■ What is expected ■
Where the string "行政职业能力测试" occurs in the material below, report the whole line.

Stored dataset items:
- - -

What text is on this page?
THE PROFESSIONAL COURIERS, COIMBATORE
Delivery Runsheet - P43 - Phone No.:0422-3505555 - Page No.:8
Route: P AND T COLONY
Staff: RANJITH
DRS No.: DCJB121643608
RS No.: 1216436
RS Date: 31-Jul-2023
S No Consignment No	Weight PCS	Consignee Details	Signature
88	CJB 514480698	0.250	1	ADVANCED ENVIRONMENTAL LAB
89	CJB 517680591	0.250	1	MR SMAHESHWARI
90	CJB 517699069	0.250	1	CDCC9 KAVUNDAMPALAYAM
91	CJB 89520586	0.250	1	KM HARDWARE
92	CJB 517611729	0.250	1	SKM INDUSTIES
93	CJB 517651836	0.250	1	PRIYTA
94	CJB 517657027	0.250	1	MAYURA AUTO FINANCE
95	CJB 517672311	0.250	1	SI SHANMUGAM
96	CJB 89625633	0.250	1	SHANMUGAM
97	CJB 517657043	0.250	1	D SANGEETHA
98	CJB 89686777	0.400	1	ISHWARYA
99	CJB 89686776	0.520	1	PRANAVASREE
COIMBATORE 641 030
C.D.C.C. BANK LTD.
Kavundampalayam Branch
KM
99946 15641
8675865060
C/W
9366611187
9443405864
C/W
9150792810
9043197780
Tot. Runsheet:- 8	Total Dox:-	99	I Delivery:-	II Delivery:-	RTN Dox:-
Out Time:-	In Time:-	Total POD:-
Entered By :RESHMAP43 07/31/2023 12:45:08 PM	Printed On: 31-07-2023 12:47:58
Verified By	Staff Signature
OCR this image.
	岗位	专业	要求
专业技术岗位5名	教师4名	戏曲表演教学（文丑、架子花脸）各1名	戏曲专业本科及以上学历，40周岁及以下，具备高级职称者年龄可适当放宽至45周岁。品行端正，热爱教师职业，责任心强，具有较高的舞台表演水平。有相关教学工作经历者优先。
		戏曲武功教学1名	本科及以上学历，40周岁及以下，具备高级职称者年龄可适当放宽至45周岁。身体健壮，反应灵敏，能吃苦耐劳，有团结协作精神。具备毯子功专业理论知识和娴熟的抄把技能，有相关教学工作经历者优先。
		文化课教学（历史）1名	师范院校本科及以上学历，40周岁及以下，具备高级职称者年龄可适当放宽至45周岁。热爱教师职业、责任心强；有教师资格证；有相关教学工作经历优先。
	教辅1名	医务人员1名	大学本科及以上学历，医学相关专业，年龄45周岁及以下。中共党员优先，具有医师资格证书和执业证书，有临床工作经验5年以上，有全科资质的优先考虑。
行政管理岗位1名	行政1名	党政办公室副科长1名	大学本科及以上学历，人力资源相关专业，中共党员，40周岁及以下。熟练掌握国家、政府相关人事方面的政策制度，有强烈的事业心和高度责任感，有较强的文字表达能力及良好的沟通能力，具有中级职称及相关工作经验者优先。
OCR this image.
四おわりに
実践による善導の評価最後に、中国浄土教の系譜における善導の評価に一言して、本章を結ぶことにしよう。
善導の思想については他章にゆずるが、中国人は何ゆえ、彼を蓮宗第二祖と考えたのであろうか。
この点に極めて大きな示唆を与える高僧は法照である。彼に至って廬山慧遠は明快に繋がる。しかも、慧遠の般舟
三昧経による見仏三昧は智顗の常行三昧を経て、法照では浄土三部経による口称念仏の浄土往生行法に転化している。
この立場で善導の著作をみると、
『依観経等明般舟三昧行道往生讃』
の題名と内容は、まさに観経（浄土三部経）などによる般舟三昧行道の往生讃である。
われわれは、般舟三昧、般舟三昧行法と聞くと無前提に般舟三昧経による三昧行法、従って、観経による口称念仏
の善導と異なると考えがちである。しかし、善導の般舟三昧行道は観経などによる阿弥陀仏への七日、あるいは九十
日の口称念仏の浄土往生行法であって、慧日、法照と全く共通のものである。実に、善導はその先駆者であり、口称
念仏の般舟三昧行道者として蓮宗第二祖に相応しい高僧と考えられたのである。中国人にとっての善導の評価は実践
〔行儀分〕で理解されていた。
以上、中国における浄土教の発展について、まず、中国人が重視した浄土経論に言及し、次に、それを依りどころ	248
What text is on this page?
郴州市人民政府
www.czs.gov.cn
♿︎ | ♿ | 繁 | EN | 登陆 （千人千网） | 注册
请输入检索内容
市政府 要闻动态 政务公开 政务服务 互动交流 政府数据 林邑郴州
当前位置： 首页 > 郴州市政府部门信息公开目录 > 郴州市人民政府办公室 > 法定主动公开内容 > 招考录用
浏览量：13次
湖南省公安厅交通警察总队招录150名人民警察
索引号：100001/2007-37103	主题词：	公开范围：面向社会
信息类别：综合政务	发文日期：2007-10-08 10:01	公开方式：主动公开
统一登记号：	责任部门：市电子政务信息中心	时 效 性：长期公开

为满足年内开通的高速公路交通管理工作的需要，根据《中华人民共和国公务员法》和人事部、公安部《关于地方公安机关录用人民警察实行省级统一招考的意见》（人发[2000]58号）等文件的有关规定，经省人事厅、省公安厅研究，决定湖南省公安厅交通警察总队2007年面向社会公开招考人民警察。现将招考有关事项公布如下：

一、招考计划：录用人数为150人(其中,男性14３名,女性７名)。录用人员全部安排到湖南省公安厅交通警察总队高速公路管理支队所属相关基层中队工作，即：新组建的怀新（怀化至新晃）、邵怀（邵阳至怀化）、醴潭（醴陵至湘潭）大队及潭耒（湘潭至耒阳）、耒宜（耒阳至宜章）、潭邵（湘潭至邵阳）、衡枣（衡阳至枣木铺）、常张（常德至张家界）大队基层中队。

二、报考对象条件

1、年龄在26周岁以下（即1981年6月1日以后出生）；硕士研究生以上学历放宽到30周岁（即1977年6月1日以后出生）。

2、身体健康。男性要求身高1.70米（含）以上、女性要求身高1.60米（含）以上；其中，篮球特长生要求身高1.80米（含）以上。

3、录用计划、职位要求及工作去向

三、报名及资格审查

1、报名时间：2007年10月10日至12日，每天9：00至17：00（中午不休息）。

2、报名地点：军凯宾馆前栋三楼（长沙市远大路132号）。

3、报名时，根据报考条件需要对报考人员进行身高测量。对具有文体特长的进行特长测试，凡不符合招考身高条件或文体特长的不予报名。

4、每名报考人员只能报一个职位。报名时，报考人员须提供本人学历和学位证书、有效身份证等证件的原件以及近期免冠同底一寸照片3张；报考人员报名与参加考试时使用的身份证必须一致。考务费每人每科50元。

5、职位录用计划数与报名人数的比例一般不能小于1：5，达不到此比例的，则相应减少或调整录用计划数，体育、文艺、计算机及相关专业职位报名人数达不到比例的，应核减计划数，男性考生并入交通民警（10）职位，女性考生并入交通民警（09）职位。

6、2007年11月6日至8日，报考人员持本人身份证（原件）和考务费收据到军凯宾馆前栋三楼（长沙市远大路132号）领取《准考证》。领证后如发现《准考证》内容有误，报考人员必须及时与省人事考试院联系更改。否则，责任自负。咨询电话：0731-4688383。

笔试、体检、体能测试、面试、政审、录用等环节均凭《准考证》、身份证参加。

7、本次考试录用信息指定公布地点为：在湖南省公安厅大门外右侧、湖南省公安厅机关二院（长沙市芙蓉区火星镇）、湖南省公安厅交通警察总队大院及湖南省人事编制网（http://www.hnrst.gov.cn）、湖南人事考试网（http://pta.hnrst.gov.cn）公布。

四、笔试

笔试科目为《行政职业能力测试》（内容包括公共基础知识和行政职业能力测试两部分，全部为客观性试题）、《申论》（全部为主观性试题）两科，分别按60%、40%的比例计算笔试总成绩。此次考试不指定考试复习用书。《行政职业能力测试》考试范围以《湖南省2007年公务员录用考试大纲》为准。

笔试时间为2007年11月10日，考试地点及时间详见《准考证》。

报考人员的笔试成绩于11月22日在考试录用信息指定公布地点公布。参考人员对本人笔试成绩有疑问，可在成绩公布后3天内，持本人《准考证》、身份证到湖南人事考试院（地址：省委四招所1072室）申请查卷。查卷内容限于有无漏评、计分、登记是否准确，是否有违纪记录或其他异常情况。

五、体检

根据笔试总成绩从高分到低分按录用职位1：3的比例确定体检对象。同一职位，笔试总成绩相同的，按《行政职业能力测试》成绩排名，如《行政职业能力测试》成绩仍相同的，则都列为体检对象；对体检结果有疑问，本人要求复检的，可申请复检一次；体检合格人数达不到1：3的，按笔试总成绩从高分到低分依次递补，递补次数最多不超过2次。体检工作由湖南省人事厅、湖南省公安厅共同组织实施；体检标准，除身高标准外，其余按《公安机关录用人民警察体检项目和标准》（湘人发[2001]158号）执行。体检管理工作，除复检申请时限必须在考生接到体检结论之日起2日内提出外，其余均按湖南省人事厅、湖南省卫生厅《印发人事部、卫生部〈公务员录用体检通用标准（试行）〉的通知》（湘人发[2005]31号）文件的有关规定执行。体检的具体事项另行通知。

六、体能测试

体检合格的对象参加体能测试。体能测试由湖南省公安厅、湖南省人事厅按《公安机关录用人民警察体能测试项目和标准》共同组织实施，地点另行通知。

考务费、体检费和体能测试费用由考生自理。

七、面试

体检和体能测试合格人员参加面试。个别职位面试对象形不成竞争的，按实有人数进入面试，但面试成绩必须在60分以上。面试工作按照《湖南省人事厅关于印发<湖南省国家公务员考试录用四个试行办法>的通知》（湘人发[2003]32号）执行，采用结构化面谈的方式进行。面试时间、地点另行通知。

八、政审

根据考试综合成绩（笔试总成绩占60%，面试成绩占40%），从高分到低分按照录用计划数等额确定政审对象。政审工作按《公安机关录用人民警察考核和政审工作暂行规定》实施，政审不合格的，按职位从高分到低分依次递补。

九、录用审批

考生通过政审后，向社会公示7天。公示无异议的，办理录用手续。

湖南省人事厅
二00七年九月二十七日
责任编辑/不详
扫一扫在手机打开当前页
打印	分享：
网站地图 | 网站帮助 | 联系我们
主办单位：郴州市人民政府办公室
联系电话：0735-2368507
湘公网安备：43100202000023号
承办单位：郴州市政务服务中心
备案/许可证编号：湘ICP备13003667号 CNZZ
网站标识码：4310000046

- - -

■ Complete output ■
笔试科目为《行政职业能力测试》（内容包括公共基础知识和行政职业能力测试两部分，全部为客观性试题）、《申论》（全部为主观性试题）两科，分别按60%、40%的比例计算笔试总成绩。此次考试不指定考试复习用书。《行政职业能力测试》考试范围以《湖南省2007年公务员录用考试大纲》为准。
根据笔试总成绩从高分到低分按录用职位1：3的比例确定体检对象。同一职位，笔试总成绩相同的，按《行政职业能力测试》成绩排名，如《行政职业能力测试》成绩仍相同的，则都列为体检对象；对体检结果有疑问，本人要求复检的，可申请复检一次；体检合格人数达不到1：3的，按笔试总成绩从高分到低分依次递补，递补次数最多不超过2次。体检工作由湖南省人事厅、湖南省公安厅共同组织实施；体检标准，除身高标准外，其余按《公安机关录用人民警察体检项目和标准》（湘人发[2001]158号）执行。体检管理工作，除复检申请时限必须在考生接到体检结论之日起2日内提出外，其余均按湖南省人事厅、湖南省卫生厅《印发人事部、卫生部〈公务员录用体检通用标准（试行）〉的通知》（湘人发[2005]31号）文件的有关规定执行。体检的具体事项另行通知。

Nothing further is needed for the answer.